→ Page extract:
-=-=-

Service charge increases–how to fight back Unlike residential leases, service charges in commercial Leases are unregulated–so if your Landlord is trying to increase your service charge, get hold of a copy of your lease and see what it says. Often these are complex documents, but usually there will be phrases such as “reasonably incurred”. If so, you can challenge an unreasonably high service charge at Court. If a Landlord is demanding a contribution towards re-painting for instance, get hold of the copy invoices and get some alternative quotes to assist you in proving your case.
Computer crime–how safe are you? Recent research has shown many small to medium sized enterprises could face a major problem if they were the victim of computer fraud, and many have no strategy in place to cope with this. The threat may not come from external hackers–a departing employee could easily download a great deal of confidential company information onto an easily transportable pen-style hard drive. As a first step, Business Link at www.businesslink.gov.uk has developed a range of help sheets to assess your need for action. You should also look at your terms and conditions, and ensure that firstly you have confidentiality clauses that can be enforced and secondly that misuse of Company IT systems is a serious disciplinary issue.
New fire legislation-this means you! Radical changes to fire safety law will be implemented on 1 October 2006 which will have implications for all businesses in England and Wales. It puts the onus for fire risk assessment firmly onto businesses and away from local fire officers. Instead of a fire safety certificate, a responsible person must carry out a fire safety risk assessment and if you have more than 5 employees you need to write down and keep a record of that assessment. If you lease your premises, you must also work with the Landlord, and your assessment must focus on the safety in the case of fire of ‘all relevant persons’ in particular those at special risk such as the disabled and those with special needs. However, if your Company is based at your home, the rules do not affect you. Bear in mind that insurance companies may ask to see your fire assessment, and although the new rules do not come in until October, the penalties for non-compliance can be severe. A Company was recently ordered to pay nearly £18,000 in fines and costs after breaches of fire regulations.

-=-=-

→ Records supplied:
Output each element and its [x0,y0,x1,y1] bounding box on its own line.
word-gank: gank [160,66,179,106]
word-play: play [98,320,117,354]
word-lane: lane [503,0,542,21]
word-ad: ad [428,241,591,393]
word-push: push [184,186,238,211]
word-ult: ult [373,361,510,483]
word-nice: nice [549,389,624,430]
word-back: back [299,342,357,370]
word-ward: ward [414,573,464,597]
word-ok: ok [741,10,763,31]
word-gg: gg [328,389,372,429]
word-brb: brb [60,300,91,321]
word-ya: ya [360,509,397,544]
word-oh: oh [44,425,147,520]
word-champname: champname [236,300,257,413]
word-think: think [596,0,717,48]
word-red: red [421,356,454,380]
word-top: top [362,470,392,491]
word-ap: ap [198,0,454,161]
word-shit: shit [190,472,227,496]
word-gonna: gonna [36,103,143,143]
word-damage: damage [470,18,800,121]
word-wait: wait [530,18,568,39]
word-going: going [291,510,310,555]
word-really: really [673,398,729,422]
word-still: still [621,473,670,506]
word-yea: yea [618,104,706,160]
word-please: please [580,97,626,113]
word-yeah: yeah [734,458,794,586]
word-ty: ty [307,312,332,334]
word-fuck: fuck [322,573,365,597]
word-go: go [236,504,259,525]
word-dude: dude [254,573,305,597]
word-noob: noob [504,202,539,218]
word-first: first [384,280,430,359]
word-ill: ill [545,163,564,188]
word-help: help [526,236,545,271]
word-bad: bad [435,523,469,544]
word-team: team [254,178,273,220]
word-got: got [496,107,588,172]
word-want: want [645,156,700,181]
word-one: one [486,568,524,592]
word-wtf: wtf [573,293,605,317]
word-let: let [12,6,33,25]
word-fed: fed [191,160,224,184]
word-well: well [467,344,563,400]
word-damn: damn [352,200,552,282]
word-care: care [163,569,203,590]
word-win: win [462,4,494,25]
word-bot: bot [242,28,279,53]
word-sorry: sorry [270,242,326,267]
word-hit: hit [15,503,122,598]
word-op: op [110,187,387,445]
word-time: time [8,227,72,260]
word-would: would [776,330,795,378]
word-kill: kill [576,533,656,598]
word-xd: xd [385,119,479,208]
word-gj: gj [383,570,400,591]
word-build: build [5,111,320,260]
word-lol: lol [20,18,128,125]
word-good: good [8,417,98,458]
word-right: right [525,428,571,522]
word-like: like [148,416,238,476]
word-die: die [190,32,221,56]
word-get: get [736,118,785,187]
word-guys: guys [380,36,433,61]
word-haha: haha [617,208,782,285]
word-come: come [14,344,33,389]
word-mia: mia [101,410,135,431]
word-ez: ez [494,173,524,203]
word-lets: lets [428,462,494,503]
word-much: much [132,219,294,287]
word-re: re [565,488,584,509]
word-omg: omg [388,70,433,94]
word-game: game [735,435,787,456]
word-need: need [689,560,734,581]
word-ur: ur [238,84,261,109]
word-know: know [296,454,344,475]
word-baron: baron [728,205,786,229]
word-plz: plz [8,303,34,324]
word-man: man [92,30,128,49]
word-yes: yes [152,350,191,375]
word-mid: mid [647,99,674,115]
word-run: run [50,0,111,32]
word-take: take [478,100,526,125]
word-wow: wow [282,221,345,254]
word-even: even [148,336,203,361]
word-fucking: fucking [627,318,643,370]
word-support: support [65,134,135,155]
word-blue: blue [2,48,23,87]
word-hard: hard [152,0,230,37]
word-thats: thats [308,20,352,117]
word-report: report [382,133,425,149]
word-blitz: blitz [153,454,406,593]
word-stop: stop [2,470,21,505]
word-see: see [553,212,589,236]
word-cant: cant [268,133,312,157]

-=-=-

→ Written problem 1: In the business advice notes, on what date are the changes to fire safety law to be implemented?
→ Written problem 2: Using the business advice notes, decide whether each statement agrees with the text, answering yes or no and quoting the words that settle it: (a) Service charges in commercial leases are regulated. (b) A business with more than 5 employees must keep a written record of its fire safety risk assessment. (c) The new fire rules apply to a company based at home.
→ Written problem 3: Please carry on the business advice notes from the point where they stop.

→ Exercise output 1: 1 October 2006

→ Exercise output 2:
(a) No: "service charges in commercial Leases are unregulated"
(b) Yes: "if you have more than 5 employees you need to write down and keep a record of that assessment"
(c) No: "if your Company is based at your home, the rules do not affect you"

→ Exercise output 3:
Are directors liable for faulty equipment? There have been many recent high-profile cases where directors of large companies escaped personal liability for workplace fatalities, because the prosecutors have been unable to establish who was “the controlling mind” of a business. A small company will not get away so lightly! In 2004, the Director of a small company was prosecuted for breaches of the Health and Safety at Work Act, breaches of the Provision of Work Equipment Regulations and with manslaughter following the death of one of their employees while using defective equipment. The Director was found guilty of manslaughter and was sentenced to 18 months imprisonment. To protect yourself, ensure all equipment is used is suitable, no modifications are made without the manufacturer’s approval, and that all maintenance checks are not only carried out but also recorded. Make sure you have a clear maintenance/defect reporting procedure and that all employees use it-punishable as a disciplinary issue if they do not.
Can you change an employee’s job description? A well-drafted contract allows you to change an employee’s terms and conditions to suit your changing business needs. How far can you go? The Employment Appeal Tribunal heard a claim by an employee who said that she has been constructively dismissed after her employer changed her role from that of an architect to simply overseeing a number of consultants. The Tribunal allowed her claim, and held that a flexibility clause requiring her to perform “any duties that may be reasonably required” did not mean that the employer could change her role without considering what a suitable alternative to it might be. In other words, if you do have a flexibility clause, make sure it only encompasses tasks that could reasonably fall within the remit of an individual’s job. A tribunal will interpret flexibility clauses narrowly, and will not allow you to get away with big changes to a job description without the employee’s consent.